## Data supplied

============================================================

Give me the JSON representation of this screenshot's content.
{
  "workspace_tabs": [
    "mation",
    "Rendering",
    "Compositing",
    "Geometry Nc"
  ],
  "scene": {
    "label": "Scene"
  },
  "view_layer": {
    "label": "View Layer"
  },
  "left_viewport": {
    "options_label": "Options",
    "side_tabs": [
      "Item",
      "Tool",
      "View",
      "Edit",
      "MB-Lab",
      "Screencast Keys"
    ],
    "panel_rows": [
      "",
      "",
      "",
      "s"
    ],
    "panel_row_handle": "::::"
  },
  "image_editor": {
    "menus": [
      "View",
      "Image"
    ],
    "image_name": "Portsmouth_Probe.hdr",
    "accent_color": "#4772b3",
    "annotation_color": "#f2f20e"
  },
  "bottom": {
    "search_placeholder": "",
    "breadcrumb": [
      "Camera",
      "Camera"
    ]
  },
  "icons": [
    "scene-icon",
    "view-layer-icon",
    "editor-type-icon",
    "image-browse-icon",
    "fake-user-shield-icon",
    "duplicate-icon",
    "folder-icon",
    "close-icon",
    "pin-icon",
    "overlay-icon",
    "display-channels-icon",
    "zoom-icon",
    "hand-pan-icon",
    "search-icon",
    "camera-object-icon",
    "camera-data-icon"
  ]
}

============================================================

## Aim of the exercise
Write every line of the material above again, exactly.

## Correct output
Give me the JSON representation of this screenshot's content.
{
  "workspace_tabs": [
    "mation",
    "Rendering",
    "Compositing",
    "Geometry Nc"
  ],
  "scene": {
    "label": "Scene"
  },
  "view_layer": {
    "label": "View Layer"
  },
  "left_viewport": {
    "options_label": "Options",
    "side_tabs": [
      "Item",
      "Tool",
      "View",
      "Edit",
      "MB-Lab",
      "Screencast Keys"
    ],
    "panel_rows": [
      "",
      "",
      "",
      "s"
    ],
    "panel_row_handle": "::::"
  },
  "image_editor": {
    "menus": [
      "View",
      "Image"
    ],
    "image_name": "Portsmouth_Probe.hdr",
    "accent_color": "#4772b3",
    "annotation_color": "#f2f20e"
  },
  "bottom": {
    "search_placeholder": "",
    "breadcrumb": [
      "Camera",
      "Camera"
    ]
  },
  "icons": [
    "scene-icon",
    "view-layer-icon",
    "editor-type-icon",
    "image-browse-icon",
    "fake-user-shield-icon",
    "duplicate-icon",
    "folder-icon",
    "close-icon",
    "pin-icon",
    "overlay-icon",
    "display-channels-icon",
    "zoom-icon",
    "hand-pan-icon",
    "search-icon",
    "camera-object-icon",
    "camera-data-icon"
  ]
}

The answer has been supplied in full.